What the task asks >>
Beginning with the line containing "Extract all readable text from this page." and ending with the last line, repeat the records exactly.

A block of data >>
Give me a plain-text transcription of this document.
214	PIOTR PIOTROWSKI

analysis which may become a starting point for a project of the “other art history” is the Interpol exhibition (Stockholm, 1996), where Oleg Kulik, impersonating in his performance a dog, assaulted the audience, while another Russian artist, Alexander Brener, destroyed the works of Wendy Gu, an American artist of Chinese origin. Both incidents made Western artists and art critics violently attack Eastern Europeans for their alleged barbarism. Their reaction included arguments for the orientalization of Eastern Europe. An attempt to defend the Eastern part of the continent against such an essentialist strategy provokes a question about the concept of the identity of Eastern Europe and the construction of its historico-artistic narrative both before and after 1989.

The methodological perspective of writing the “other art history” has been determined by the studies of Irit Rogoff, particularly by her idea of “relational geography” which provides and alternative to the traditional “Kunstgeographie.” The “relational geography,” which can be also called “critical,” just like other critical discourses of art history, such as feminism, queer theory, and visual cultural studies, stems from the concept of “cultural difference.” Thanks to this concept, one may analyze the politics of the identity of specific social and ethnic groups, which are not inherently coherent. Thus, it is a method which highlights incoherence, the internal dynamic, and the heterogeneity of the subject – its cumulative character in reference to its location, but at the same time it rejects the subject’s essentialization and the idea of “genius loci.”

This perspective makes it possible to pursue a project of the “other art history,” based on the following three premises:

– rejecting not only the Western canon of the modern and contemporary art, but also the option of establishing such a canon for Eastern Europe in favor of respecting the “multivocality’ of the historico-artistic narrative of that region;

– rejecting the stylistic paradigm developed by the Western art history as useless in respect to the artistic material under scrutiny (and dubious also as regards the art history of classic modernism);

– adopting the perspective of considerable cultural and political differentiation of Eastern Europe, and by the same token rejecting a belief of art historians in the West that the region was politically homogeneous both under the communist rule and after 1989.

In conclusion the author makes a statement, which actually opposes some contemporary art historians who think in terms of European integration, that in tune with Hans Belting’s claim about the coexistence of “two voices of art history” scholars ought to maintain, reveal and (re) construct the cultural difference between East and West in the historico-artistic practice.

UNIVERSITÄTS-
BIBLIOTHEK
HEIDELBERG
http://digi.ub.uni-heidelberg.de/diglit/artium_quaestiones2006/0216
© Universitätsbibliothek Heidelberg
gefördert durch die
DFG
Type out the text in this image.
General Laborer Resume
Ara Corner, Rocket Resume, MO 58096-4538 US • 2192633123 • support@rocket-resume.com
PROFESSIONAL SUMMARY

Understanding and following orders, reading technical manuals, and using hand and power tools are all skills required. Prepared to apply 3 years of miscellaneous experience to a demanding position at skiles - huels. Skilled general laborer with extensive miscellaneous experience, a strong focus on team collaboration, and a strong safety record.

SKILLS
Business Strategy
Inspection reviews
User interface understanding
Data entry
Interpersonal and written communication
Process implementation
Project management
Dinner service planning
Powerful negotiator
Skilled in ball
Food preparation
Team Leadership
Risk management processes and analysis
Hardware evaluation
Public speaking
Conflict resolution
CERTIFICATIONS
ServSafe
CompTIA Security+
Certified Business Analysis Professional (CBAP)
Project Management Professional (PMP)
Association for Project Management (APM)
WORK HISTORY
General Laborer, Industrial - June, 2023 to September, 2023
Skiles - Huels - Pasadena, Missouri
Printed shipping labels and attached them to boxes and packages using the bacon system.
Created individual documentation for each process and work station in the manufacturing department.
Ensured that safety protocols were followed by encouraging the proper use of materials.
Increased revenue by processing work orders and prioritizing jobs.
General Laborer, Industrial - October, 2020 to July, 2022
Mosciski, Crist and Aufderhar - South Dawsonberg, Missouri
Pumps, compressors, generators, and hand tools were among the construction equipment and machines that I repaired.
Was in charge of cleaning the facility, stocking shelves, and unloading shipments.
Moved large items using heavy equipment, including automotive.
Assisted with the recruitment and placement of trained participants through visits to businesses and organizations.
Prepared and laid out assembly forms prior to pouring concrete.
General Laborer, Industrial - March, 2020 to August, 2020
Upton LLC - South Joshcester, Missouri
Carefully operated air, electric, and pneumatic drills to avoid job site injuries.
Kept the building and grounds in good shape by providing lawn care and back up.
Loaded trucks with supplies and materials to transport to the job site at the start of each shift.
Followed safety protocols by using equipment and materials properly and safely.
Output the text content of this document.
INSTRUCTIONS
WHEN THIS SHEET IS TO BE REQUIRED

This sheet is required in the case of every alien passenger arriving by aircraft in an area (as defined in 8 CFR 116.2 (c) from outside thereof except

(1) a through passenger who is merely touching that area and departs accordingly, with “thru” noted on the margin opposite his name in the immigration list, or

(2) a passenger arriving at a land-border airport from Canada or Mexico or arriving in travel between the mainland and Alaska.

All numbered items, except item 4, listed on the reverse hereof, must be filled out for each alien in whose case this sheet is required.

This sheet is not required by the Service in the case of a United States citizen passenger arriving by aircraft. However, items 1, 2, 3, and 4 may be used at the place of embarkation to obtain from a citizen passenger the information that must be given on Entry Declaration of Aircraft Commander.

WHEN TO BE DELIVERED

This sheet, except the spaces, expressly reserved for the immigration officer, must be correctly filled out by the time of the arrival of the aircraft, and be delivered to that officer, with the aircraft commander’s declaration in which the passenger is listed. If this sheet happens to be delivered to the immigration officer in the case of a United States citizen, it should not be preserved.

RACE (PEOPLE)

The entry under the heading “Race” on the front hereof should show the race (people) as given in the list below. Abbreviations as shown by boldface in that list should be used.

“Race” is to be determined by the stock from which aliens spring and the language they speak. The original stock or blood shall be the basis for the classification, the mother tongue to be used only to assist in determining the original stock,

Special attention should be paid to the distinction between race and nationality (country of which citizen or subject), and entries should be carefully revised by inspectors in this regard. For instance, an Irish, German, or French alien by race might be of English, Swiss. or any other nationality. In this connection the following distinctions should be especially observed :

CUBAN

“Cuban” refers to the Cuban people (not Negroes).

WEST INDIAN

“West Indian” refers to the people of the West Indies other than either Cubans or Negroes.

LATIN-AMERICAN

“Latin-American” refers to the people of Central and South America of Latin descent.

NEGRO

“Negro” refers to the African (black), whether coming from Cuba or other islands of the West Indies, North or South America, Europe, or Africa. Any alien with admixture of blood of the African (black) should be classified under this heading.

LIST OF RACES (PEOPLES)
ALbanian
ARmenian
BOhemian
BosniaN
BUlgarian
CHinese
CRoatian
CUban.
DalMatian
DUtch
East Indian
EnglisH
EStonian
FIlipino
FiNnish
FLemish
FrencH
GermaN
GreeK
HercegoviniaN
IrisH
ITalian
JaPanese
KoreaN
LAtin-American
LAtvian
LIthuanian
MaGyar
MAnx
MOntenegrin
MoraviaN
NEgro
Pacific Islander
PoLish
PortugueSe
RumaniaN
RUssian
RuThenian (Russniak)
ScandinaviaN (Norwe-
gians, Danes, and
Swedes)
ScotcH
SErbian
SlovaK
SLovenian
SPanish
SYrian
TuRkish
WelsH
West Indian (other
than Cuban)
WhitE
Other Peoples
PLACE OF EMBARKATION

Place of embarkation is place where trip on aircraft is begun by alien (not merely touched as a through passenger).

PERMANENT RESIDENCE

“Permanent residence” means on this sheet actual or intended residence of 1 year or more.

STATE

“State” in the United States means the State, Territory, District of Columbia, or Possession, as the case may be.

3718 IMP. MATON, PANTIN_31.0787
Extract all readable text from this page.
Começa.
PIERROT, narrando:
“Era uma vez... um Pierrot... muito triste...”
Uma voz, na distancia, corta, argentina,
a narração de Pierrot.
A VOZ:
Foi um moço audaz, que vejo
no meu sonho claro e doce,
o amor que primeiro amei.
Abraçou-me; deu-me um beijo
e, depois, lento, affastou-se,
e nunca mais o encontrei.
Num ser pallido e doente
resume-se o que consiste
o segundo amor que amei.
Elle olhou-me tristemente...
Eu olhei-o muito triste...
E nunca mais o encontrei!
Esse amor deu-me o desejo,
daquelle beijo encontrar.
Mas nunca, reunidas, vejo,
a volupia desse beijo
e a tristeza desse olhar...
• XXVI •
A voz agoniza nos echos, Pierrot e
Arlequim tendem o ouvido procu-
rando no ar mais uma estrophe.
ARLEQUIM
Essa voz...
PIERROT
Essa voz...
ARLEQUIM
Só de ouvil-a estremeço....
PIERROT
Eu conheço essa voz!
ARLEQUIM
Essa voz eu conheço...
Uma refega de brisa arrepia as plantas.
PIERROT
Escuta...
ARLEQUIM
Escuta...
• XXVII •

Problem solution >>
Extract all readable text from this page.
Começa.
PIERROT, narrando:
“Era uma vez... um Pierrot... muito triste...”
Uma voz, na distancia, corta, argentina,
a narração de Pierrot.
A VOZ:
Foi um moço audaz, que vejo
no meu sonho claro e doce,
o amor que primeiro amei.
Abraçou-me; deu-me um beijo
e, depois, lento, affastou-se,
e nunca mais o encontrei.
Num ser pallido e doente
resume-se o que consiste
o segundo amor que amei.
Elle olhou-me tristemente...
Eu olhei-o muito triste...
E nunca mais o encontrei!
Esse amor deu-me o desejo,
daquelle beijo encontrar.
Mas nunca, reunidas, vejo,
a volupia desse beijo
e a tristeza desse olhar...
• XXVI •
A voz agoniza nos echos, Pierrot e
Arlequim tendem o ouvido procu-
rando no ar mais uma estrophe.
ARLEQUIM
Essa voz...
PIERROT
Essa voz...
ARLEQUIM
Só de ouvil-a estremeço....
PIERROT
Eu conheço essa voz!
ARLEQUIM
Essa voz eu conheço...
Uma refega de brisa arrepia as plantas.
PIERROT
Escuta...
ARLEQUIM
Escuta...
• XXVII •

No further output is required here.